*EXERCISE TASK*: Reproduce the records below in full and exactly, without their images.

*EXTRACTED RECORDS*:
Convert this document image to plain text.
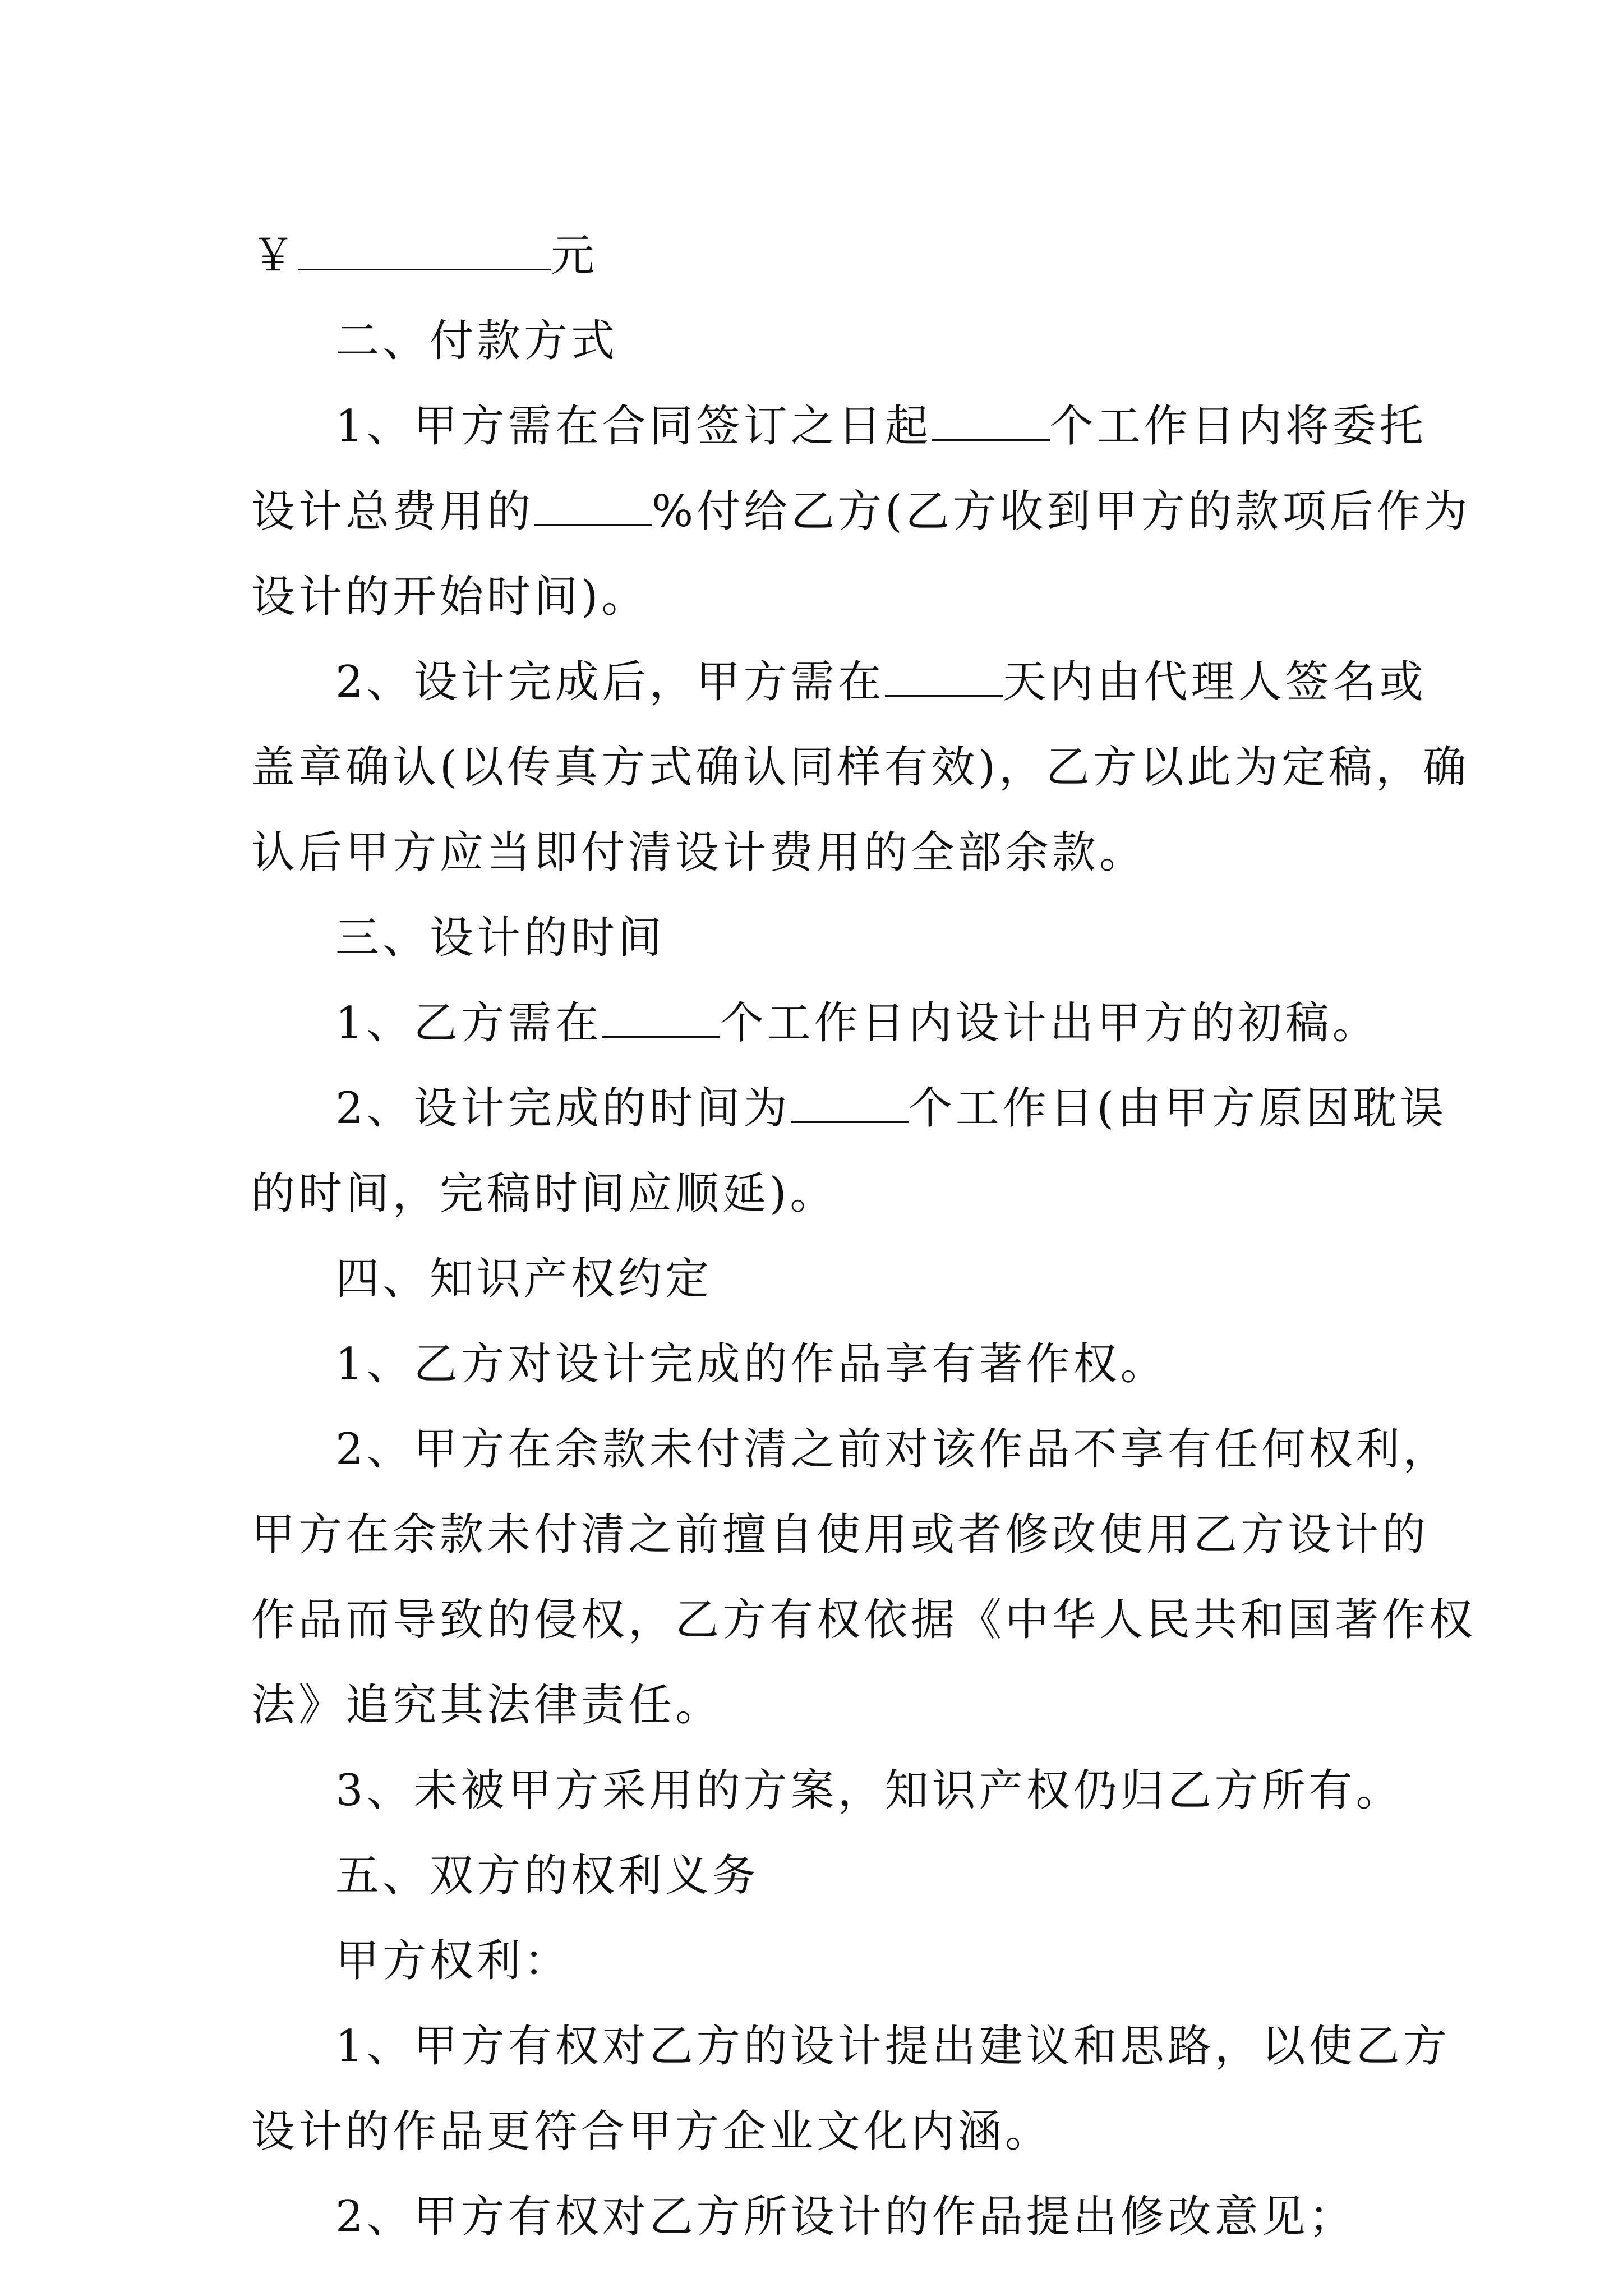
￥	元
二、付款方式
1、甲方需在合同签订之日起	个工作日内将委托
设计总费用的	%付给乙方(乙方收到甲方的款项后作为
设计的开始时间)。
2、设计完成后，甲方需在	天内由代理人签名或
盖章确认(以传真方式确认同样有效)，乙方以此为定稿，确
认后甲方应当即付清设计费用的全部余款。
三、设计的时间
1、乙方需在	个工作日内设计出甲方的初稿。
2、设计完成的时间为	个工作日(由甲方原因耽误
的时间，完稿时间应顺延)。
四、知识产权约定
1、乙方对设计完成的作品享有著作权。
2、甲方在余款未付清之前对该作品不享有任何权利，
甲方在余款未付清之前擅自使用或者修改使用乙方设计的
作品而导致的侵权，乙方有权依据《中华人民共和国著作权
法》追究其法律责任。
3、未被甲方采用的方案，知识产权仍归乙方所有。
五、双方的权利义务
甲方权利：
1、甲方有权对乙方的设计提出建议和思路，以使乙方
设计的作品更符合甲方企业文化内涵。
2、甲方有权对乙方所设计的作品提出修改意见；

*THE RESPONSE*:
Convert this document image to plain text.
￥	元
二、付款方式
1、甲方需在合同签订之日起	个工作日内将委托
设计总费用的	%付给乙方(乙方收到甲方的款项后作为
设计的开始时间)。
2、设计完成后，甲方需在	天内由代理人签名或
盖章确认(以传真方式确认同样有效)，乙方以此为定稿，确
认后甲方应当即付清设计费用的全部余款。
三、设计的时间
1、乙方需在	个工作日内设计出甲方的初稿。
2、设计完成的时间为	个工作日(由甲方原因耽误
的时间，完稿时间应顺延)。
四、知识产权约定
1、乙方对设计完成的作品享有著作权。
2、甲方在余款未付清之前对该作品不享有任何权利，
甲方在余款未付清之前擅自使用或者修改使用乙方设计的
作品而导致的侵权，乙方有权依据《中华人民共和国著作权
法》追究其法律责任。
3、未被甲方采用的方案，知识产权仍归乙方所有。
五、双方的权利义务
甲方权利：
1、甲方有权对乙方的设计提出建议和思路，以使乙方
设计的作品更符合甲方企业文化内涵。
2、甲方有权对乙方所设计的作品提出修改意见；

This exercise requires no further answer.